◆ Exercise instructions: Your task is to repeat the lines below exactly, excluding any pictures they contain.

◆ Exercise data:
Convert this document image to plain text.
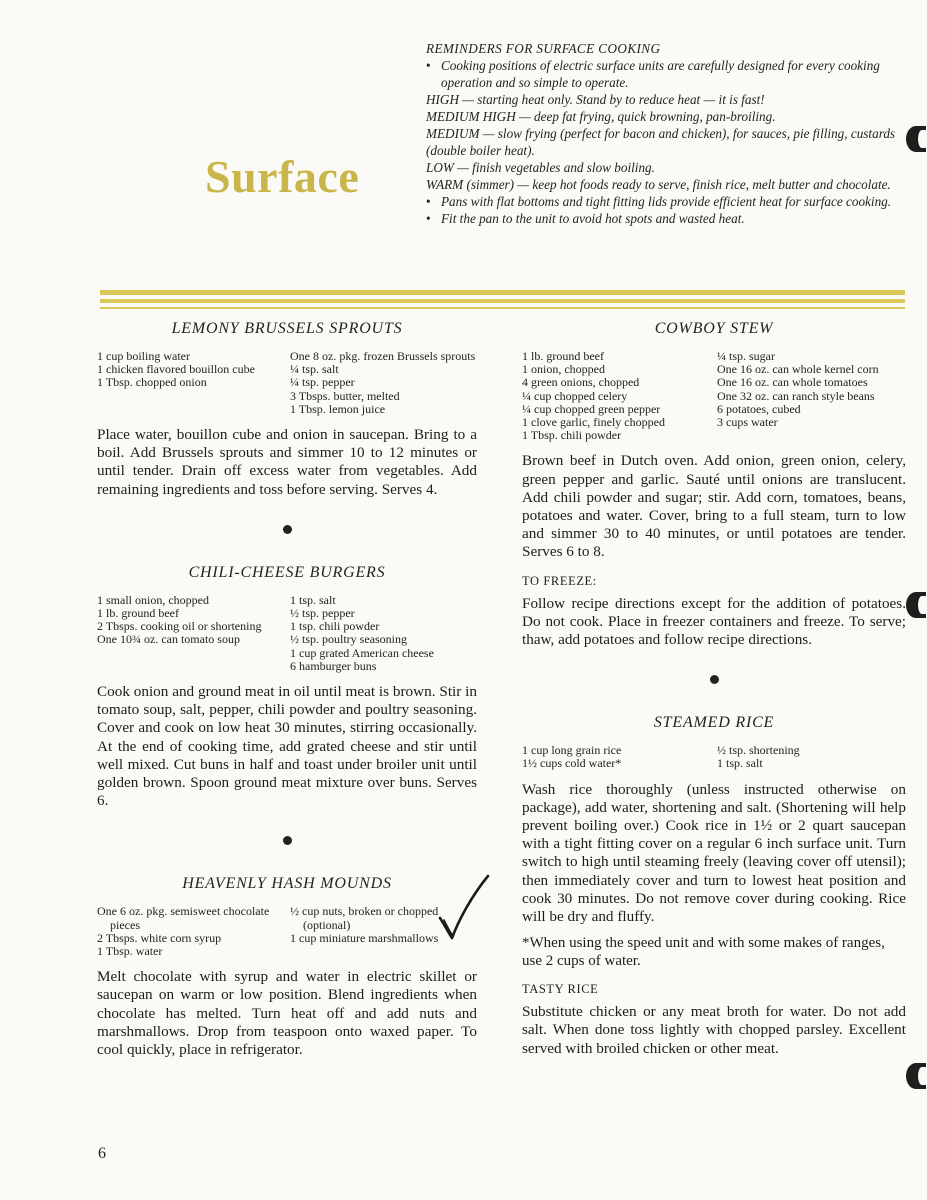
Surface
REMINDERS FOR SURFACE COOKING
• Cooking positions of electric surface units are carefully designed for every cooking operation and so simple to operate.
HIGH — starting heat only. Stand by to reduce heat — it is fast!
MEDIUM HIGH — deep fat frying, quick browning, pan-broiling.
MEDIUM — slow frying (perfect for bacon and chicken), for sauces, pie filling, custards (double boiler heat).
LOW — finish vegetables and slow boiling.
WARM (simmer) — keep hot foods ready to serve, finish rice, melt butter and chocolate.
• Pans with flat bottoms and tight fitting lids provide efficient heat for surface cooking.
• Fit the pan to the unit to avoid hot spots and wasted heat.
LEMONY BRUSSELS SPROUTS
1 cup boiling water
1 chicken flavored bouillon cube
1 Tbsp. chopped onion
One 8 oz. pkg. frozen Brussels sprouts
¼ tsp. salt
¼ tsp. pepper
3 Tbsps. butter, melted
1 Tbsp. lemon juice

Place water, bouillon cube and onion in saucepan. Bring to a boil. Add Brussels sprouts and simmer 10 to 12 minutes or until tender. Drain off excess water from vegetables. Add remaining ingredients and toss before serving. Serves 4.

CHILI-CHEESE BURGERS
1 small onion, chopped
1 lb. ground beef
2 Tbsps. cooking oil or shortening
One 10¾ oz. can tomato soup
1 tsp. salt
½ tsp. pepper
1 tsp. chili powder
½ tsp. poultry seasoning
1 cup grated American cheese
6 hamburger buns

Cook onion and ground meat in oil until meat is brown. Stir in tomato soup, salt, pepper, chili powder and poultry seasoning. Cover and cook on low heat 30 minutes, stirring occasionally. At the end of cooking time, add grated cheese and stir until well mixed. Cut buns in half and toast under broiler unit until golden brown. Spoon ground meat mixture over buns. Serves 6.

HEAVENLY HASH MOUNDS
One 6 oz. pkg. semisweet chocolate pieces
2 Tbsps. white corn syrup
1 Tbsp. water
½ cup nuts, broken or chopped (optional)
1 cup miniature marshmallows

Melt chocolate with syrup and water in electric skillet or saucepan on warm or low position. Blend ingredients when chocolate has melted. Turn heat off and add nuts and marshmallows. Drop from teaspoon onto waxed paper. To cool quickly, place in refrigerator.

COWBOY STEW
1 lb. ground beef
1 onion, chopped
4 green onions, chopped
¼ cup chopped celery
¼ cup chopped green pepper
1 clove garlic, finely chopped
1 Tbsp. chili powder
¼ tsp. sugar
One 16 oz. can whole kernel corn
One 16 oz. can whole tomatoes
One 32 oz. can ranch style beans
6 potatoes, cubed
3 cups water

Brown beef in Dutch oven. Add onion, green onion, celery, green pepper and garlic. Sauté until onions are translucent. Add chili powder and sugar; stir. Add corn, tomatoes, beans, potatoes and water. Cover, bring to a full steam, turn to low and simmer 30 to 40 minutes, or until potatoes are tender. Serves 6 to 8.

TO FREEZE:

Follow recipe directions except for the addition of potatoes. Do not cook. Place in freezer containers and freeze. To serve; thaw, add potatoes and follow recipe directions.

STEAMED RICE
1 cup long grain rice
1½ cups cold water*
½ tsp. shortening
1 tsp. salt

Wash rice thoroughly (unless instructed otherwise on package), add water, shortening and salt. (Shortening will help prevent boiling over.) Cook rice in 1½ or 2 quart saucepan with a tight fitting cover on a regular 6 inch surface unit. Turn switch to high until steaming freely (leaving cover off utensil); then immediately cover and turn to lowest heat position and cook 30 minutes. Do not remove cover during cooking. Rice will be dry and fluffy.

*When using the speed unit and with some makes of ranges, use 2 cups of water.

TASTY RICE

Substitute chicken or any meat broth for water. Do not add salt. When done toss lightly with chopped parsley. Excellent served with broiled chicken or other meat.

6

◆ Worked answer:
Convert this document image to plain text.
Surface
REMINDERS FOR SURFACE COOKING
• Cooking positions of electric surface units are carefully designed for every cooking operation and so simple to operate.
HIGH — starting heat only. Stand by to reduce heat — it is fast!
MEDIUM HIGH — deep fat frying, quick browning, pan-broiling.
MEDIUM — slow frying (perfect for bacon and chicken), for sauces, pie filling, custards (double boiler heat).
LOW — finish vegetables and slow boiling.
WARM (simmer) — keep hot foods ready to serve, finish rice, melt butter and chocolate.
• Pans with flat bottoms and tight fitting lids provide efficient heat for surface cooking.
• Fit the pan to the unit to avoid hot spots and wasted heat.
LEMONY BRUSSELS SPROUTS
1 cup boiling water
1 chicken flavored bouillon cube
1 Tbsp. chopped onion
One 8 oz. pkg. frozen Brussels sprouts
¼ tsp. salt
¼ tsp. pepper
3 Tbsps. butter, melted
1 Tbsp. lemon juice

Place water, bouillon cube and onion in saucepan. Bring to a boil. Add Brussels sprouts and simmer 10 to 12 minutes or until tender. Drain off excess water from vegetables. Add remaining ingredients and toss before serving. Serves 4.

CHILI-CHEESE BURGERS
1 small onion, chopped
1 lb. ground beef
2 Tbsps. cooking oil or shortening
One 10¾ oz. can tomato soup
1 tsp. salt
½ tsp. pepper
1 tsp. chili powder
½ tsp. poultry seasoning
1 cup grated American cheese
6 hamburger buns

Cook onion and ground meat in oil until meat is brown. Stir in tomato soup, salt, pepper, chili powder and poultry seasoning. Cover and cook on low heat 30 minutes, stirring occasionally. At the end of cooking time, add grated cheese and stir until well mixed. Cut buns in half and toast under broiler unit until golden brown. Spoon ground meat mixture over buns. Serves 6.

HEAVENLY HASH MOUNDS
One 6 oz. pkg. semisweet chocolate pieces
2 Tbsps. white corn syrup
1 Tbsp. water
½ cup nuts, broken or chopped (optional)
1 cup miniature marshmallows

Melt chocolate with syrup and water in electric skillet or saucepan on warm or low position. Blend ingredients when chocolate has melted. Turn heat off and add nuts and marshmallows. Drop from teaspoon onto waxed paper. To cool quickly, place in refrigerator.

COWBOY STEW
1 lb. ground beef
1 onion, chopped
4 green onions, chopped
¼ cup chopped celery
¼ cup chopped green pepper
1 clove garlic, finely chopped
1 Tbsp. chili powder
¼ tsp. sugar
One 16 oz. can whole kernel corn
One 16 oz. can whole tomatoes
One 32 oz. can ranch style beans
6 potatoes, cubed
3 cups water

Brown beef in Dutch oven. Add onion, green onion, celery, green pepper and garlic. Sauté until onions are translucent. Add chili powder and sugar; stir. Add corn, tomatoes, beans, potatoes and water. Cover, bring to a full steam, turn to low and simmer 30 to 40 minutes, or until potatoes are tender. Serves 6 to 8.

TO FREEZE:

Follow recipe directions except for the addition of potatoes. Do not cook. Place in freezer containers and freeze. To serve; thaw, add potatoes and follow recipe directions.

STEAMED RICE
1 cup long grain rice
1½ cups cold water*
½ tsp. shortening
1 tsp. salt

Wash rice thoroughly (unless instructed otherwise on package), add water, shortening and salt. (Shortening will help prevent boiling over.) Cook rice in 1½ or 2 quart saucepan with a tight fitting cover on a regular 6 inch surface unit. Turn switch to high until steaming freely (leaving cover off utensil); then immediately cover and turn to lowest heat position and cook 30 minutes. Do not remove cover during cooking. Rice will be dry and fluffy.

*When using the speed unit and with some makes of ranges, use 2 cups of water.

TASTY RICE

Substitute chicken or any meat broth for water. Do not add salt. When done toss lightly with chopped parsley. Excellent served with broiled chicken or other meat.

6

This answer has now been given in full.